◆ CHALLENGE ◆
Find the lines holding "nilai" and copy them.

◆ DATASET CONTENT ◆
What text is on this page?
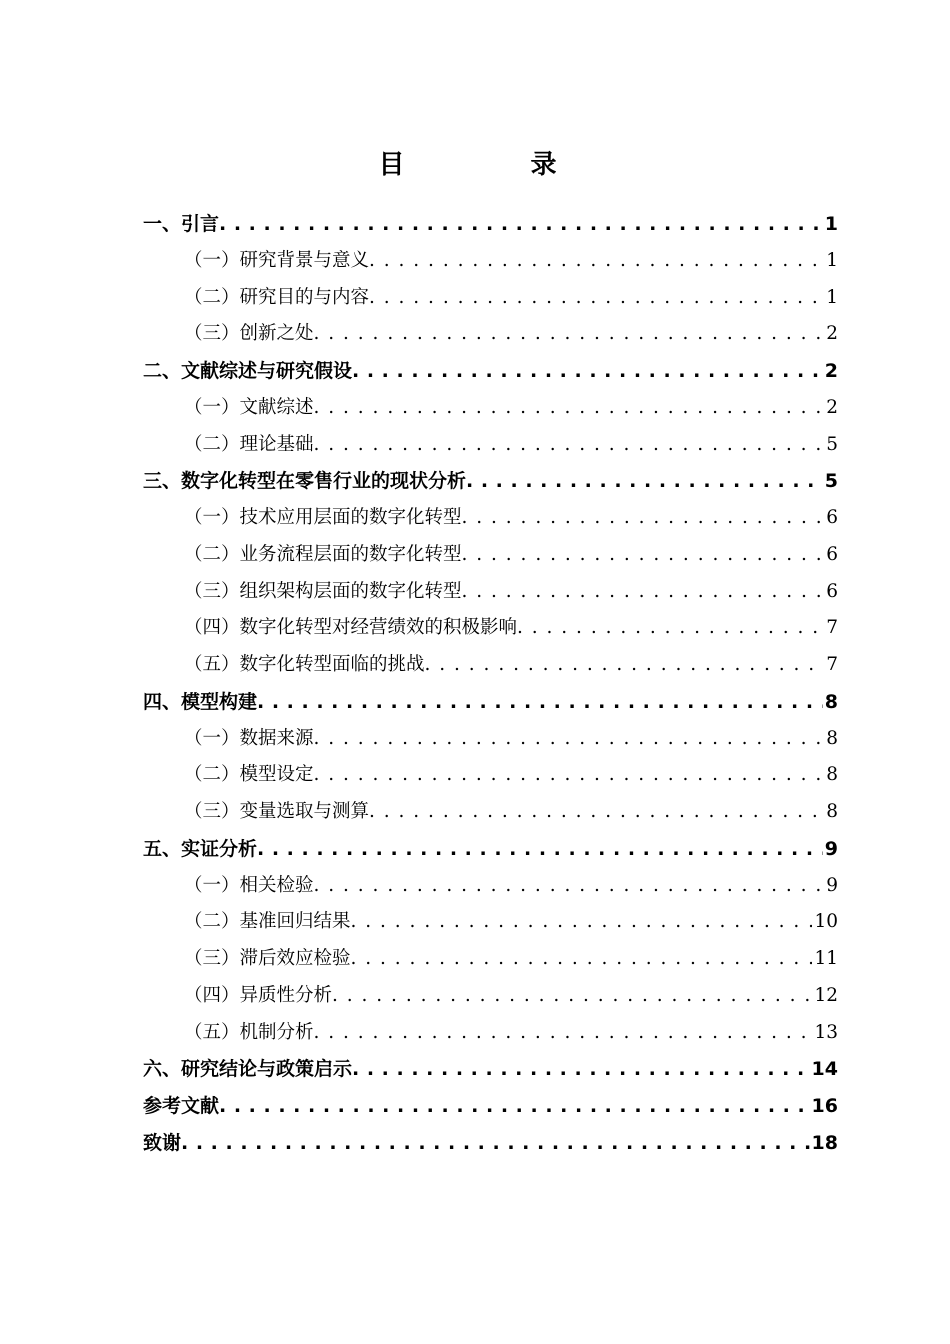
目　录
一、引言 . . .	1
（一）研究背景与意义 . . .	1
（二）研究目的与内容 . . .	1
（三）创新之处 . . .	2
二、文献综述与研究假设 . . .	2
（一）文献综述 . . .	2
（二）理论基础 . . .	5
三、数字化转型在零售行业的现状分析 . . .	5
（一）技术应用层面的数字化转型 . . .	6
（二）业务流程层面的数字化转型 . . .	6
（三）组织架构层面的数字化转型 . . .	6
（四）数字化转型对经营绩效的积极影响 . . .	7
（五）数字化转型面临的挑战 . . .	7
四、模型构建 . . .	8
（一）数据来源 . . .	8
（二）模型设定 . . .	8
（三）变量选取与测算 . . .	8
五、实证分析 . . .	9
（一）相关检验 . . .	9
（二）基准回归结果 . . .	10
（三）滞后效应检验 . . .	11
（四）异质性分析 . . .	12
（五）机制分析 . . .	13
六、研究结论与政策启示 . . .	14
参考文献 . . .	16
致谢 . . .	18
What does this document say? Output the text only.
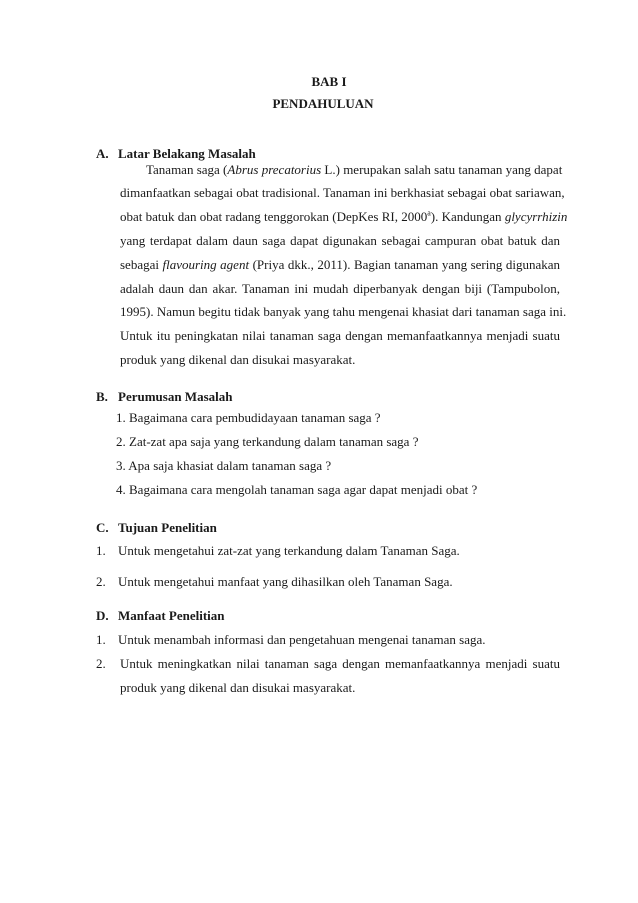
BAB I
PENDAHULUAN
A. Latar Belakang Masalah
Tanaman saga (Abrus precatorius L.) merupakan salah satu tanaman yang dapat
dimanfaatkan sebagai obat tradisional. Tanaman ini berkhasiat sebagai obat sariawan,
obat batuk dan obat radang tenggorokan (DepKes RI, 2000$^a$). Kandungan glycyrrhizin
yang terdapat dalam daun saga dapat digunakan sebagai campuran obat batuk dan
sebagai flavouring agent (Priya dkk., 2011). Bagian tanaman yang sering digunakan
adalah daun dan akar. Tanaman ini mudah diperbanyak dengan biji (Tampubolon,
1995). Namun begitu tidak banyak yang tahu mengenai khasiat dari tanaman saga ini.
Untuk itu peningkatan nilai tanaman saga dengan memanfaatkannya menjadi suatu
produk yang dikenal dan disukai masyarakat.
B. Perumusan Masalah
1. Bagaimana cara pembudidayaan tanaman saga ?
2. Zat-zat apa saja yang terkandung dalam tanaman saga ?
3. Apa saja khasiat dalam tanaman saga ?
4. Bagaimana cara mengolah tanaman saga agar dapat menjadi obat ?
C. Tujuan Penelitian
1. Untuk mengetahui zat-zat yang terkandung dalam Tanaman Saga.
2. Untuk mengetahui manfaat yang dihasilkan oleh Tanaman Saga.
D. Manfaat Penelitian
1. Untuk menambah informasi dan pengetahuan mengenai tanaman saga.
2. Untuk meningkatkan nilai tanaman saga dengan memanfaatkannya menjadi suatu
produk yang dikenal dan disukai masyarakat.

◆ COMPLETE OUTPUT ◆
Untuk itu peningkatan nilai tanaman saga dengan memanfaatkannya menjadi suatu
2. Untuk meningkatkan nilai tanaman saga dengan memanfaatkannya menjadi suatu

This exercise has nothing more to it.